● **Data for this task**:

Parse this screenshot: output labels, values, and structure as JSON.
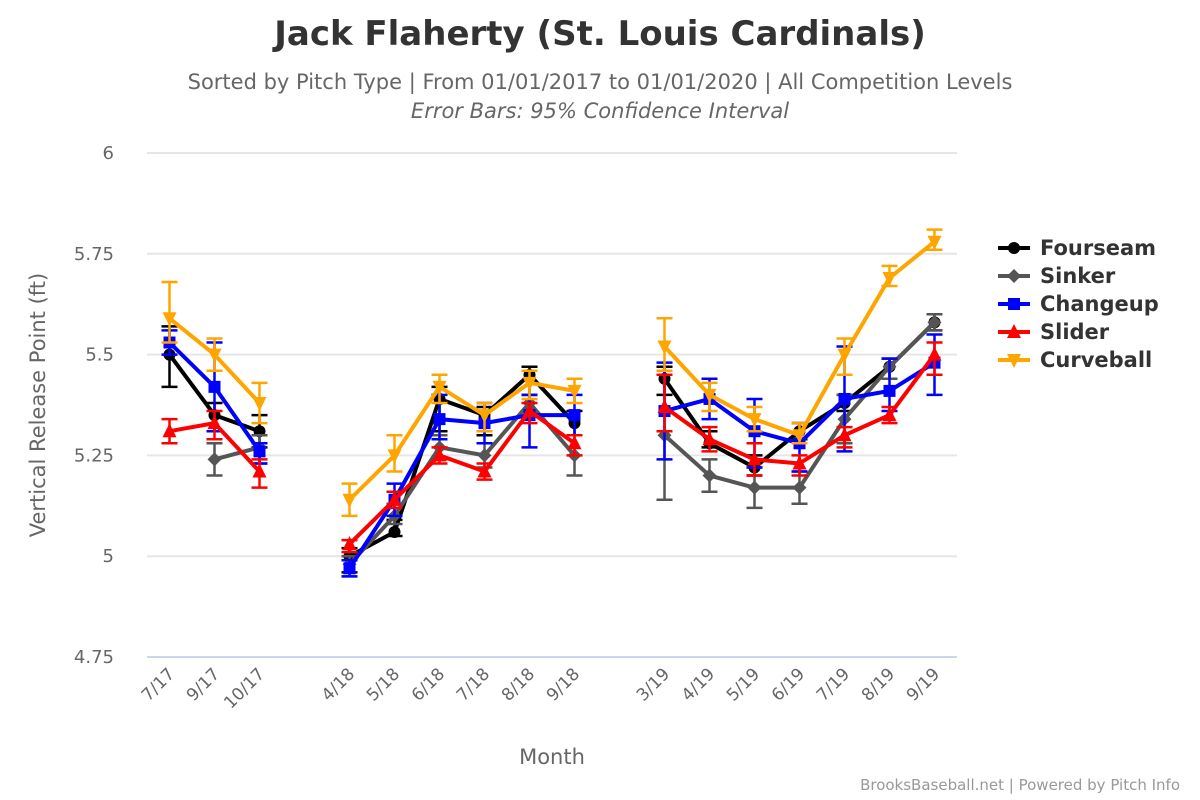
{
  "title": "Jack Flaherty (St. Louis Cardinals)",
  "subtitle": "Sorted by Pitch Type | From 01/01/2017 to 01/01/2020 | All Competition Levels",
  "subtitle2": "Error Bars: 95% Confidence Interval",
  "credits": "BrooksBaseball.net | Powered by Pitch Info",
  "chart_data": {
    "type": "line",
    "title": "Jack Flaherty (St. Louis Cardinals)",
    "xlabel": "Month",
    "ylabel": "Vertical Release Point (ft)",
    "ylim": [
      4.75,
      6
    ],
    "yticks": [
      "4.75",
      "5",
      "5.25",
      "5.5",
      "5.75",
      "6"
    ],
    "x_slots": 18,
    "x_index": [
      0,
      1,
      2,
      4,
      5,
      6,
      7,
      8,
      9,
      11,
      12,
      13,
      14,
      15,
      16,
      17
    ],
    "categories": [
      "7/17",
      "9/17",
      "10/17",
      "4/18",
      "5/18",
      "6/18",
      "7/18",
      "8/18",
      "9/18",
      "3/19",
      "4/19",
      "5/19",
      "6/19",
      "7/19",
      "8/19",
      "9/19"
    ],
    "legend_position": "right",
    "grid": true,
    "series": [
      {
        "name": "Fourseam",
        "color": "#000000",
        "marker": "circle",
        "values": [
          5.5,
          5.35,
          5.31,
          5.0,
          5.06,
          5.39,
          5.35,
          5.45,
          5.33,
          5.44,
          5.28,
          5.22,
          5.31,
          5.38,
          5.47,
          5.58
        ],
        "error": [
          [
            5.42,
            5.57
          ],
          [
            5.31,
            5.38
          ],
          [
            5.27,
            5.35
          ],
          [
            4.96,
            5.02
          ],
          [
            5.05,
            5.09
          ],
          [
            5.31,
            5.42
          ],
          [
            5.3,
            5.37
          ],
          [
            5.4,
            5.47
          ],
          [
            5.3,
            5.36
          ],
          [
            5.4,
            5.47
          ],
          [
            5.27,
            5.31
          ],
          [
            5.2,
            5.25
          ],
          [
            5.29,
            5.33
          ],
          [
            5.36,
            5.4
          ],
          [
            5.44,
            5.49
          ],
          [
            5.56,
            5.6
          ]
        ]
      },
      {
        "name": "Sinker",
        "color": "#555555",
        "marker": "diamond",
        "values": [
          null,
          5.24,
          5.27,
          4.98,
          5.1,
          5.27,
          5.25,
          5.38,
          5.25,
          5.3,
          5.2,
          5.17,
          5.17,
          5.34,
          5.47,
          5.58
        ],
        "error": [
          null,
          [
            5.2,
            5.28
          ],
          [
            5.23,
            5.3
          ],
          [
            4.95,
            5.0
          ],
          [
            5.08,
            5.13
          ],
          [
            5.24,
            5.3
          ],
          [
            5.22,
            5.28
          ],
          [
            5.35,
            5.4
          ],
          [
            5.2,
            5.3
          ],
          [
            5.14,
            5.46
          ],
          [
            5.16,
            5.24
          ],
          [
            5.12,
            5.22
          ],
          [
            5.13,
            5.21
          ],
          [
            5.28,
            5.4
          ],
          [
            5.44,
            5.49
          ],
          [
            5.56,
            5.6
          ]
        ]
      },
      {
        "name": "Changeup",
        "color": "#0000ff",
        "marker": "square",
        "values": [
          5.53,
          5.42,
          5.26,
          4.97,
          5.14,
          5.34,
          5.33,
          5.35,
          5.35,
          5.36,
          5.39,
          5.31,
          5.28,
          5.39,
          5.41,
          5.48
        ],
        "error": [
          [
            5.5,
            5.56
          ],
          [
            5.31,
            5.53
          ],
          [
            5.23,
            5.28
          ],
          [
            4.95,
            4.99
          ],
          [
            5.1,
            5.18
          ],
          [
            5.29,
            5.4
          ],
          [
            5.28,
            5.38
          ],
          [
            5.27,
            5.4
          ],
          [
            5.3,
            5.4
          ],
          [
            5.24,
            5.48
          ],
          [
            5.34,
            5.44
          ],
          [
            5.22,
            5.39
          ],
          [
            5.21,
            5.33
          ],
          [
            5.26,
            5.52
          ],
          [
            5.36,
            5.49
          ],
          [
            5.4,
            5.55
          ]
        ]
      },
      {
        "name": "Slider",
        "color": "#ff0000",
        "marker": "triangle-up",
        "values": [
          5.31,
          5.33,
          5.21,
          5.03,
          5.14,
          5.25,
          5.21,
          5.36,
          5.28,
          5.37,
          5.29,
          5.24,
          5.23,
          5.3,
          5.35,
          5.5
        ],
        "error": [
          [
            5.28,
            5.34
          ],
          [
            5.29,
            5.36
          ],
          [
            5.17,
            5.24
          ],
          [
            5.01,
            5.04
          ],
          [
            5.12,
            5.16
          ],
          [
            5.23,
            5.27
          ],
          [
            5.19,
            5.23
          ],
          [
            5.33,
            5.38
          ],
          [
            5.25,
            5.3
          ],
          [
            5.31,
            5.45
          ],
          [
            5.26,
            5.32
          ],
          [
            5.2,
            5.28
          ],
          [
            5.2,
            5.25
          ],
          [
            5.27,
            5.32
          ],
          [
            5.33,
            5.37
          ],
          [
            5.45,
            5.53
          ]
        ]
      },
      {
        "name": "Curveball",
        "color": "#ffa500",
        "marker": "triangle-down",
        "values": [
          5.59,
          5.5,
          5.38,
          5.14,
          5.25,
          5.42,
          5.35,
          5.43,
          5.41,
          5.52,
          5.4,
          5.34,
          5.3,
          5.5,
          5.69,
          5.78
        ],
        "error": [
          [
            5.53,
            5.68
          ],
          [
            5.46,
            5.54
          ],
          [
            5.33,
            5.43
          ],
          [
            5.1,
            5.18
          ],
          [
            5.21,
            5.3
          ],
          [
            5.38,
            5.45
          ],
          [
            5.31,
            5.38
          ],
          [
            5.39,
            5.46
          ],
          [
            5.38,
            5.44
          ],
          [
            5.46,
            5.59
          ],
          [
            5.36,
            5.43
          ],
          [
            5.31,
            5.37
          ],
          [
            5.28,
            5.33
          ],
          [
            5.45,
            5.54
          ],
          [
            5.67,
            5.72
          ],
          [
            5.76,
            5.81
          ]
        ]
      }
    ]
  }
}
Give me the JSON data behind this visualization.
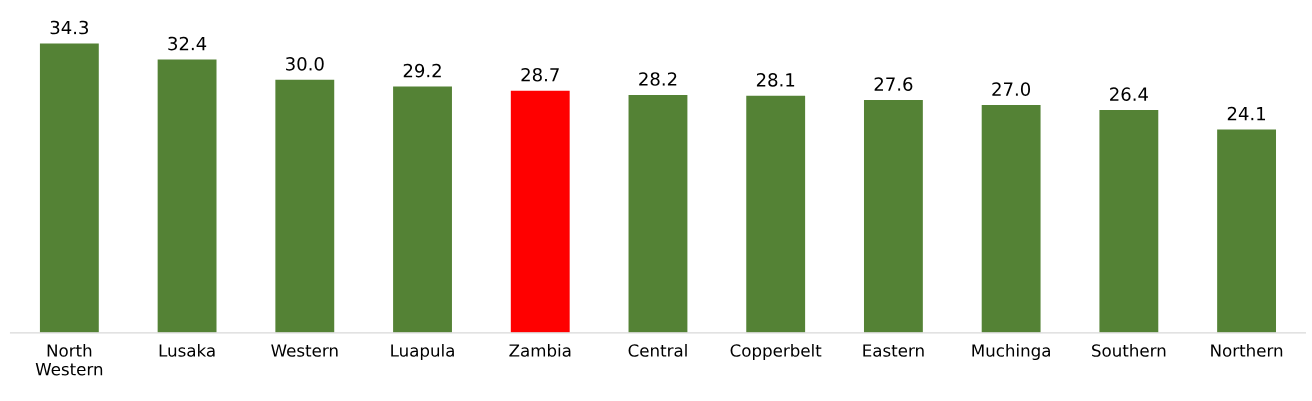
{
  "chart_data": {
    "type": "bar",
    "categories": [
      "North Western",
      "Lusaka",
      "Western",
      "Luapula",
      "Zambia",
      "Central",
      "Copperbelt",
      "Eastern",
      "Muchinga",
      "Southern",
      "Northern"
    ],
    "values": [
      34.3,
      32.4,
      30.0,
      29.2,
      28.7,
      28.2,
      28.1,
      27.6,
      27.0,
      26.4,
      24.1
    ],
    "value_labels": [
      "34.3",
      "32.4",
      "30.0",
      "29.2",
      "28.7",
      "28.2",
      "28.1",
      "27.6",
      "27.0",
      "26.4",
      "24.1"
    ],
    "colors": [
      "#548235",
      "#548235",
      "#548235",
      "#548235",
      "#ff0000",
      "#548235",
      "#548235",
      "#548235",
      "#548235",
      "#548235",
      "#548235"
    ],
    "grid": false,
    "legend": false
  }
}
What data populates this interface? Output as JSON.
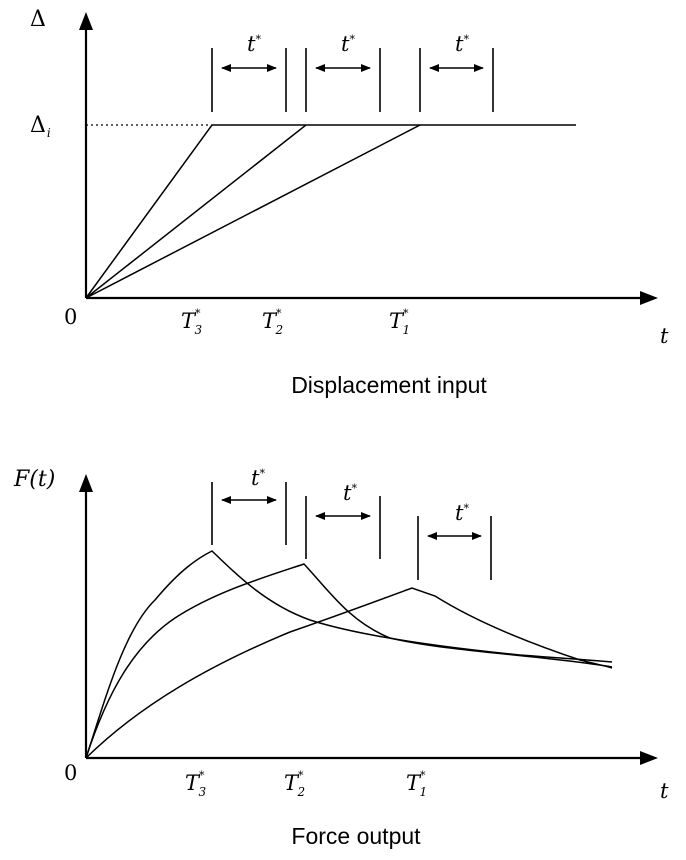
{
  "top_panel": {
    "y_symbol": "Δ",
    "level_symbol": "Δ",
    "level_subscript": "i",
    "origin": "0",
    "x_symbol": "t",
    "caption": "Displacement input"
  },
  "bottom_panel": {
    "y_label": "F(t)",
    "origin": "0",
    "x_symbol": "t",
    "caption": "Force output"
  },
  "interval_label": {
    "base": "t",
    "sup": "*"
  },
  "ticks": [
    {
      "base": "T",
      "sup": "*",
      "sub": "3"
    },
    {
      "base": "T",
      "sup": "*",
      "sub": "2"
    },
    {
      "base": "T",
      "sup": "*",
      "sub": "1"
    }
  ]
}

● **Stated problem**: Please output exactly the lines from the line containing "What data populates" through the last line of the records above, both included, and leave out any pictures.

● **Final result**:
What data populates this interface? Output as JSON.
{
  "top_panel": {
    "y_symbol": "Δ",
    "level_symbol": "Δ",
    "level_subscript": "i",
    "origin": "0",
    "x_symbol": "t",
    "caption": "Displacement input"
  },
  "bottom_panel": {
    "y_label": "F(t)",
    "origin": "0",
    "x_symbol": "t",
    "caption": "Force output"
  },
  "interval_label": {
    "base": "t",
    "sup": "*"
  },
  "ticks": [
    {
      "base": "T",
      "sup": "*",
      "sub": "3"
    },
    {
      "base": "T",
      "sup": "*",
      "sub": "2"
    },
    {
      "base": "T",
      "sup": "*",
      "sub": "1"
    }
  ]
}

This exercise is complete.